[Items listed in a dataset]
────────────────────────────────────────

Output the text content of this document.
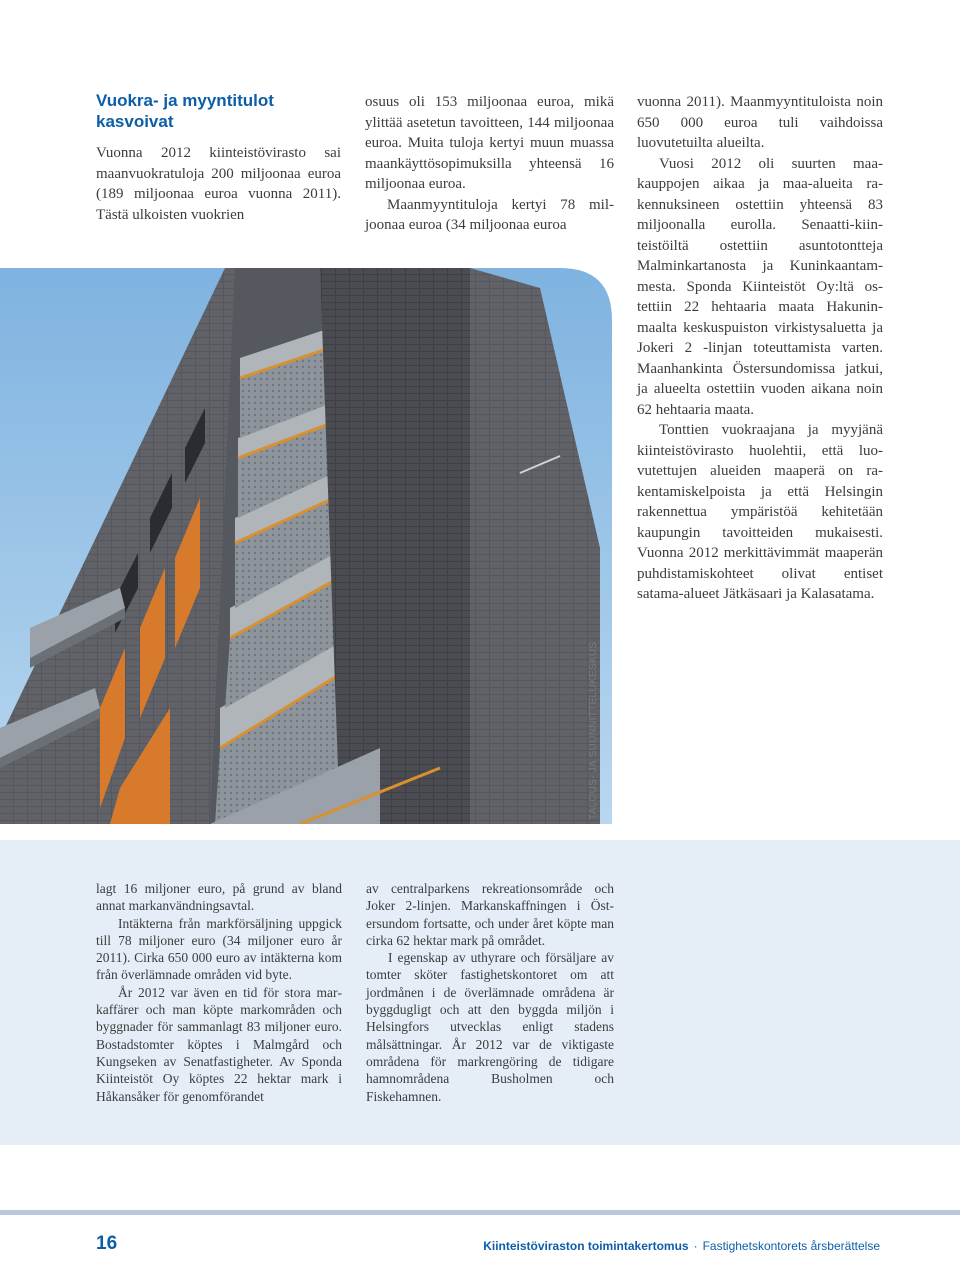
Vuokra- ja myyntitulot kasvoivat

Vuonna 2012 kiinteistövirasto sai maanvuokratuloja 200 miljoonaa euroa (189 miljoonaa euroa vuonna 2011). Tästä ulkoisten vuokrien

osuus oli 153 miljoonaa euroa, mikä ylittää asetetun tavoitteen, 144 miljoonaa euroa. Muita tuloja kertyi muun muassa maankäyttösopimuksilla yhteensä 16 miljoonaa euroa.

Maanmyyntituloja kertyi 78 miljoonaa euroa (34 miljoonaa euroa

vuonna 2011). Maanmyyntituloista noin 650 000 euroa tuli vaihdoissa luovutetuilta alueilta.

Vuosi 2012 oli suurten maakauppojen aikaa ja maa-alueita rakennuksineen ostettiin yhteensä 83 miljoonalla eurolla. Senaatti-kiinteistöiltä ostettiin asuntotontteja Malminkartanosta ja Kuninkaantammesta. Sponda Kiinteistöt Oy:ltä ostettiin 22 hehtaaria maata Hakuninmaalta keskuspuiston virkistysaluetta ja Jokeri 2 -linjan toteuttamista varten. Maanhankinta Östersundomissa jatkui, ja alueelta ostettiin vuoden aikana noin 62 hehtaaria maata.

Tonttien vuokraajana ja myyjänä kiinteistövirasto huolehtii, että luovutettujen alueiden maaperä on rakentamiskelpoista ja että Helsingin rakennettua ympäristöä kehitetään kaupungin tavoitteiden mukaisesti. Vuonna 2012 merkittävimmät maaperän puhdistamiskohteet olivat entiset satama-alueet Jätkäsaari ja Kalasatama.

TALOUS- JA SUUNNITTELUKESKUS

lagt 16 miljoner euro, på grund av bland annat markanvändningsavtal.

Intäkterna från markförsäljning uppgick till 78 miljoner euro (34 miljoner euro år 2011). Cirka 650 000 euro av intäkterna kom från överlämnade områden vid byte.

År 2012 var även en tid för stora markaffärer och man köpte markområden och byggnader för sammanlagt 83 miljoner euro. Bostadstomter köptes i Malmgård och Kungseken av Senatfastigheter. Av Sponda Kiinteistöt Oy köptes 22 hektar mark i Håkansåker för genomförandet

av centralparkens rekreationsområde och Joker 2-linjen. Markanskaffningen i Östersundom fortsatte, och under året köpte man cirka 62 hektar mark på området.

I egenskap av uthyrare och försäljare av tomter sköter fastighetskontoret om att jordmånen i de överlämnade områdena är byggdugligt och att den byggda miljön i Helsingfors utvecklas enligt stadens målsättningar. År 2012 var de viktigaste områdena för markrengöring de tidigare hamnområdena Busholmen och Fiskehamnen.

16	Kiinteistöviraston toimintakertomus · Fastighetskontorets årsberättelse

────────────────────────────────────────

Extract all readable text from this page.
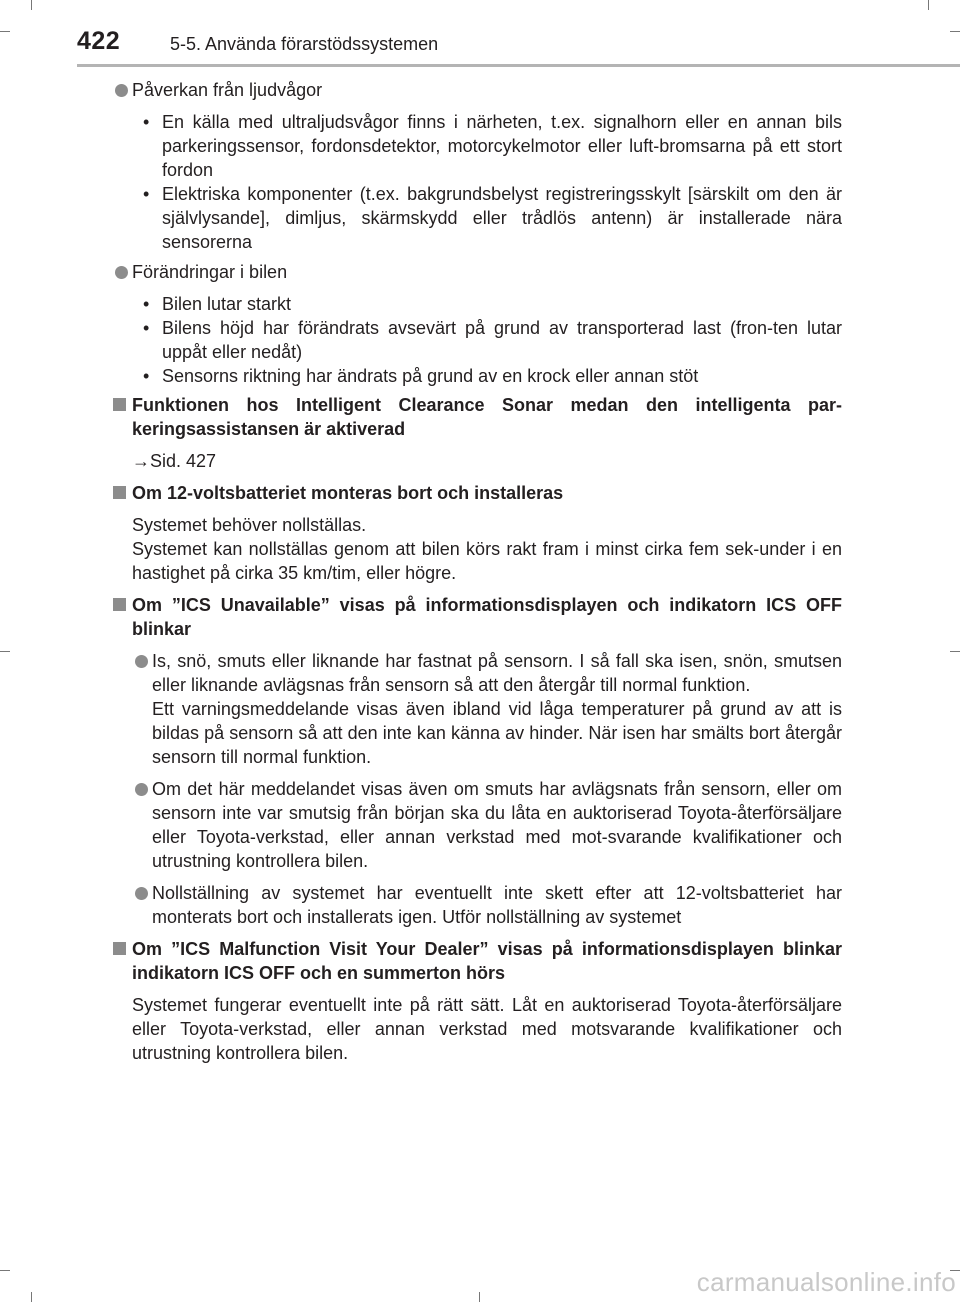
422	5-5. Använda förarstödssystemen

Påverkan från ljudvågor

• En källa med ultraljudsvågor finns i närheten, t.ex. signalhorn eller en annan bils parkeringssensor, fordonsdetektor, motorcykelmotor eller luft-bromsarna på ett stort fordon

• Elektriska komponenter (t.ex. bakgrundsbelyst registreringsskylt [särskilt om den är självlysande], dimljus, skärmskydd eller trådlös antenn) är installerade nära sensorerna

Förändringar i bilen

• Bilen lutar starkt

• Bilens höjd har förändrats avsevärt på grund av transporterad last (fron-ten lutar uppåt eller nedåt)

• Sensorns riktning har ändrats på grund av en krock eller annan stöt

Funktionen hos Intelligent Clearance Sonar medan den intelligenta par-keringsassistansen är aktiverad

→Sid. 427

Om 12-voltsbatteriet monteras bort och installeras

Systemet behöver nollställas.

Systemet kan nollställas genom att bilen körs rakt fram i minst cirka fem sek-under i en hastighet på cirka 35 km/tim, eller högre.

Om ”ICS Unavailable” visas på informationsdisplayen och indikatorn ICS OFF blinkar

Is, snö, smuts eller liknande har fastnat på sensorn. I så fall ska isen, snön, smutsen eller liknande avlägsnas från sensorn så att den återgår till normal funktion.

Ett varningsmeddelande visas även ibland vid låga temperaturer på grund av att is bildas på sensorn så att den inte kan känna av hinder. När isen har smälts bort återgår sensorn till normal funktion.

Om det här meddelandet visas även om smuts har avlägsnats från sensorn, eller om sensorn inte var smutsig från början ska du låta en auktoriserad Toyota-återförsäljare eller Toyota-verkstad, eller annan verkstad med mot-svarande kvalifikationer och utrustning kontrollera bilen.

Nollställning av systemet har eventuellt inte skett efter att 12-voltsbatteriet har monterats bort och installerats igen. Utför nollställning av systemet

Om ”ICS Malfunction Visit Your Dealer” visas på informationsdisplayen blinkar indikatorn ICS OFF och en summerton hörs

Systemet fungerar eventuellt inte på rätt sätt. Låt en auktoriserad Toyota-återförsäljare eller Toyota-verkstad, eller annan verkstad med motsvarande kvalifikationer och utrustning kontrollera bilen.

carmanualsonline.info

────────────────────────────────────────

▸ WHAT YOU WILL DO
Out of the entries, pull every line that mentions "bort".

▸ OUTPUT FOR THIS TASK
Om 12-voltsbatteriet monteras bort och installeras
Ett varningsmeddelande visas även ibland vid låga temperaturer på grund av att is bildas på sensorn så att den inte kan känna av hinder. När isen har smälts bort återgår sensorn till normal funktion.
Nollställning av systemet har eventuellt inte skett efter att 12-voltsbatteriet har monterats bort och installerats igen. Utför nollställning av systemet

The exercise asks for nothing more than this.